→ Exercise
Return the number of lines that include the string "subtitle", without any other text.

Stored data
####################

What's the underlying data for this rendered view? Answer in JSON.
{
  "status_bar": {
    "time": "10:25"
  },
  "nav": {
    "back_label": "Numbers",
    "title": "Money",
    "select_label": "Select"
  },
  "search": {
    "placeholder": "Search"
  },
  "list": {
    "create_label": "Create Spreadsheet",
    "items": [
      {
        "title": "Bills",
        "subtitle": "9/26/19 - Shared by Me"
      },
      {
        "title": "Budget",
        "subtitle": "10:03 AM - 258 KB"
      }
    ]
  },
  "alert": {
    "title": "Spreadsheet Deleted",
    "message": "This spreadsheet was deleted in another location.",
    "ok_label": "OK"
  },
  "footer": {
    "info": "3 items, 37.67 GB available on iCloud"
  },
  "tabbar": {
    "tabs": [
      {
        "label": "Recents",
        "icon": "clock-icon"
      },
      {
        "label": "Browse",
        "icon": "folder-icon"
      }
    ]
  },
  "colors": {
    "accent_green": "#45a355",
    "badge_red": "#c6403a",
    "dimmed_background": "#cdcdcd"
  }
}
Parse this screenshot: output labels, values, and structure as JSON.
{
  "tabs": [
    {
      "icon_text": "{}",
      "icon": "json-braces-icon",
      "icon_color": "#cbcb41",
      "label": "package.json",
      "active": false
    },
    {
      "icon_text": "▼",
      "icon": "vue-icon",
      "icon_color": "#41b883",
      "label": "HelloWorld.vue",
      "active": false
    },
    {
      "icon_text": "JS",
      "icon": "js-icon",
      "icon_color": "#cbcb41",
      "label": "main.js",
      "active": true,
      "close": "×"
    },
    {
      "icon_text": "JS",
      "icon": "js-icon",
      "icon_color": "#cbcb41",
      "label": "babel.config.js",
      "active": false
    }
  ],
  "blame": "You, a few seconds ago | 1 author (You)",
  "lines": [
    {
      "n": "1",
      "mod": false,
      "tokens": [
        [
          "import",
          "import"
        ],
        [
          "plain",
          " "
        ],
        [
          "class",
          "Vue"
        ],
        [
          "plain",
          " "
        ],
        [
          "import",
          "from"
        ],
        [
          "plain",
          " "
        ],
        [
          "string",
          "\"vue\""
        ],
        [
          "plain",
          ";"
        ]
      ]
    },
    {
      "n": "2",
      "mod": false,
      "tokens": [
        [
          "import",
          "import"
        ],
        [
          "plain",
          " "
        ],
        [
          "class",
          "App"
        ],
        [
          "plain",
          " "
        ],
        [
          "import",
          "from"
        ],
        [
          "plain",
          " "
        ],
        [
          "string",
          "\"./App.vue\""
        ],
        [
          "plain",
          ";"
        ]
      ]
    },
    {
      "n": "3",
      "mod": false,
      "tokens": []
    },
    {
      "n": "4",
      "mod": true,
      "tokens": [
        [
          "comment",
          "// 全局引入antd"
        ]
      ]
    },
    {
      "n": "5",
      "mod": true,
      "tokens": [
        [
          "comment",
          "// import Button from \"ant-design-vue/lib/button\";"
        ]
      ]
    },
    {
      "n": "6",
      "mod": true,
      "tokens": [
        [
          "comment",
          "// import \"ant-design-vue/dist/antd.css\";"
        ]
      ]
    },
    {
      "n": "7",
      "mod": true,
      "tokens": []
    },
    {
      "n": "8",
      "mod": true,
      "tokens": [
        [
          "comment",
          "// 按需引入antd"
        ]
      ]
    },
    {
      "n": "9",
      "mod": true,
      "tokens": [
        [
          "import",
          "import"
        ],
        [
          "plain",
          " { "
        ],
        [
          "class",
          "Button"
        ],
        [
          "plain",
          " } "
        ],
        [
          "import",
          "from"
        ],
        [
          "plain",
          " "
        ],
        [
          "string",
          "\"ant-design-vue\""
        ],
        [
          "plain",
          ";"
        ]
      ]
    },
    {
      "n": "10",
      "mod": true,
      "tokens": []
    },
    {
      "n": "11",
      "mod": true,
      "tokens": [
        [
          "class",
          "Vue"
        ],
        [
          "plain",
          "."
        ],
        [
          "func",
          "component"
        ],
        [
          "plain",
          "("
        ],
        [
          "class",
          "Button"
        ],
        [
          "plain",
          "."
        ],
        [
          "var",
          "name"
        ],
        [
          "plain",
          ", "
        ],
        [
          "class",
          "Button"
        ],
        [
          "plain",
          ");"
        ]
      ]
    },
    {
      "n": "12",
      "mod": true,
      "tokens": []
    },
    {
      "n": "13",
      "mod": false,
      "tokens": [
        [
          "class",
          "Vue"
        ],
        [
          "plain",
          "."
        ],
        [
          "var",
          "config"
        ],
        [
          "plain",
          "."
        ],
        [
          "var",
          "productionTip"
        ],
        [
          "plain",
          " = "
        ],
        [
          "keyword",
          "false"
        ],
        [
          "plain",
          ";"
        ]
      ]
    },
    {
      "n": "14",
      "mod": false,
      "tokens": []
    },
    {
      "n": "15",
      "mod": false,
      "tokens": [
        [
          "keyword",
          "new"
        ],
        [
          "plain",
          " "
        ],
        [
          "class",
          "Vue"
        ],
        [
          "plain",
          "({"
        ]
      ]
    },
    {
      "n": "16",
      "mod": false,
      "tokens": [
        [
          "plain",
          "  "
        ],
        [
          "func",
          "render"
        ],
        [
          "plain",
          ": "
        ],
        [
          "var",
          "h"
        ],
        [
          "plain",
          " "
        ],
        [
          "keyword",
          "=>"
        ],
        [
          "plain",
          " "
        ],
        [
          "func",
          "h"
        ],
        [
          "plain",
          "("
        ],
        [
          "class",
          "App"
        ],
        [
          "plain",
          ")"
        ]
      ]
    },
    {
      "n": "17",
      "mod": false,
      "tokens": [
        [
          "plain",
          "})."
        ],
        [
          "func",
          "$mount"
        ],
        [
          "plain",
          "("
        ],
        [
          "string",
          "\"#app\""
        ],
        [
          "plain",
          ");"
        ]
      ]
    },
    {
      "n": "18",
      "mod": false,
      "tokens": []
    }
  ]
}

####################

→ Answer to this exercise
2